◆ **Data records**
══════════

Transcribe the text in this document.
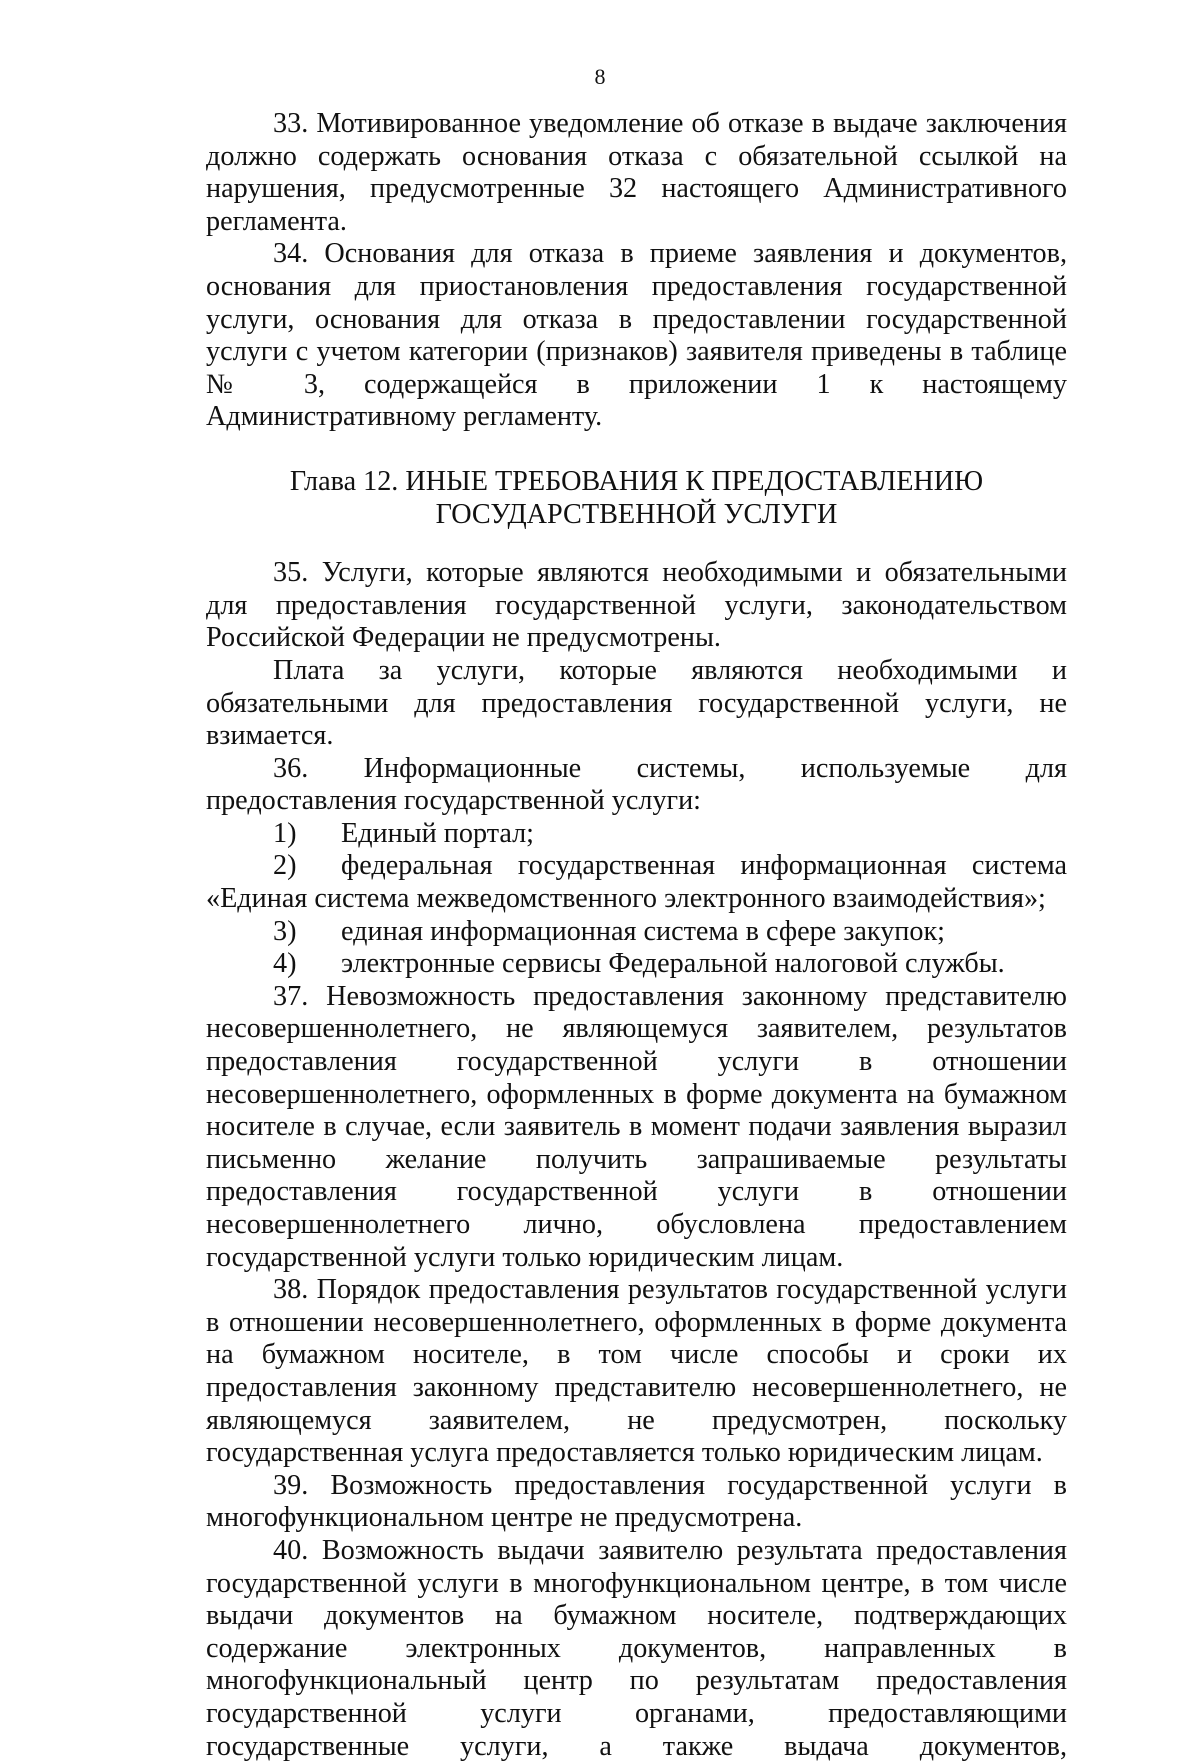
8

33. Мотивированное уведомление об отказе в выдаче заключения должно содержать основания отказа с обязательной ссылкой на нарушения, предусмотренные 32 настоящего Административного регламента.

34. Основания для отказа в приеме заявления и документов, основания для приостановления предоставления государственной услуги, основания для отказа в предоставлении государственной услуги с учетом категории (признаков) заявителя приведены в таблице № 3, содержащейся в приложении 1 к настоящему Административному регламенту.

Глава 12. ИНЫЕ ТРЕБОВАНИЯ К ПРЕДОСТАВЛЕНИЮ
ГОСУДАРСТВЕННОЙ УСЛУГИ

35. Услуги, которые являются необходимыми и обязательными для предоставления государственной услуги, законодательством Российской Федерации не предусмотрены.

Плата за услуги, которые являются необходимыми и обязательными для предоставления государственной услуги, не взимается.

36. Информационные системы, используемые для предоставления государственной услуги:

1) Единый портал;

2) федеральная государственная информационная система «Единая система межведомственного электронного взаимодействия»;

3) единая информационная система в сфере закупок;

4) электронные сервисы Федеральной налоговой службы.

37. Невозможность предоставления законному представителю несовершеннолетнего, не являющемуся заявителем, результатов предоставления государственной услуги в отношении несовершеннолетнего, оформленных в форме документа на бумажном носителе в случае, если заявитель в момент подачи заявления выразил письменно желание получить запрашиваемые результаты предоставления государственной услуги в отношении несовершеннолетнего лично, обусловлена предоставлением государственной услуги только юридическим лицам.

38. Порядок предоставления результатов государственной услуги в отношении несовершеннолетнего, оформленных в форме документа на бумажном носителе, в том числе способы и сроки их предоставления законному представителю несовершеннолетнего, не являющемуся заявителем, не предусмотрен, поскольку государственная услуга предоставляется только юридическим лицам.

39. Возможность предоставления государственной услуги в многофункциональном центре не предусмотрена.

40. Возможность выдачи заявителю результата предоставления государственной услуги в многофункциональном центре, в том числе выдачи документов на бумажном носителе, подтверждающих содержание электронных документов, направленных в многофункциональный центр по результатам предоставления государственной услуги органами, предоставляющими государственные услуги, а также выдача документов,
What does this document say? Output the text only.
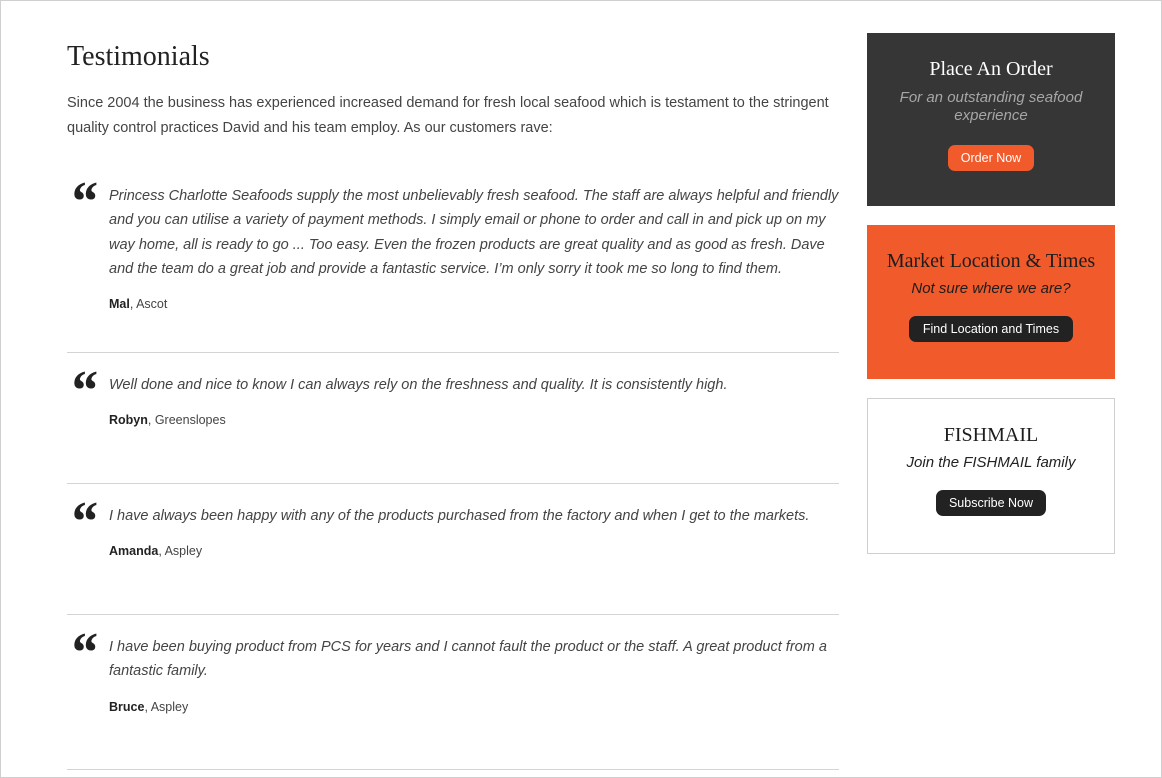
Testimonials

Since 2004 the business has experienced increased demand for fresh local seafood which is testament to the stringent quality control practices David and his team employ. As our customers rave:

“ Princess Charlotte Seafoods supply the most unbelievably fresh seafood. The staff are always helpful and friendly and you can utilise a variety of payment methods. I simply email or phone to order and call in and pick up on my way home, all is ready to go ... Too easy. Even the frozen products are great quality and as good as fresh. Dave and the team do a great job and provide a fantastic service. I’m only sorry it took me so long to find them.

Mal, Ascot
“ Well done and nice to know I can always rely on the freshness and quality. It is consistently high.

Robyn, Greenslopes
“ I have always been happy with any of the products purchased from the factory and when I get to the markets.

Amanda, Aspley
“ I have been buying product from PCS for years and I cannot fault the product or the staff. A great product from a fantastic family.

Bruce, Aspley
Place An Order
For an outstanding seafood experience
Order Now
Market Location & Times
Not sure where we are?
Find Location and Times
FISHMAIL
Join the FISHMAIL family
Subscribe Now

══════════

◆ **WHAT THE EXERCISE ASKS**
Look through the lines above and collect those with the word "основания".

◆ **EXERCISE SOLUTION**
33. Мотивированное уведомление об отказе в выдаче заключения должно содержать основания отказа с обязательной ссылкой на нарушения, предусмотренные 32 настоящего Административного регламента.
34. Основания для отказа в приеме заявления и документов, основания для приостановления предоставления государственной услуги, основания для отказа в предоставлении государственной услуги с учетом категории (признаков) заявителя приведены в таблице № 3, содержащейся в приложении 1 к настоящему Административному регламенту.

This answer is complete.